(Figure record extracts)
┌──
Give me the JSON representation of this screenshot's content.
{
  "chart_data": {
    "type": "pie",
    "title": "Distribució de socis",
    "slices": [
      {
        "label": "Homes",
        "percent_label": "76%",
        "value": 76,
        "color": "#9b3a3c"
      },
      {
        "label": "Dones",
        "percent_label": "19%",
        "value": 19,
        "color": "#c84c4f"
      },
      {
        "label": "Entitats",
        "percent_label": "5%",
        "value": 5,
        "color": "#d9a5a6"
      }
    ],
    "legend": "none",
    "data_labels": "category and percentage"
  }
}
└──
▸ **AIM**: Going through the entries above line by line, work out how many lines include the word "color". Only the number is required.

▸ **EXERCISE ANSWER**: 3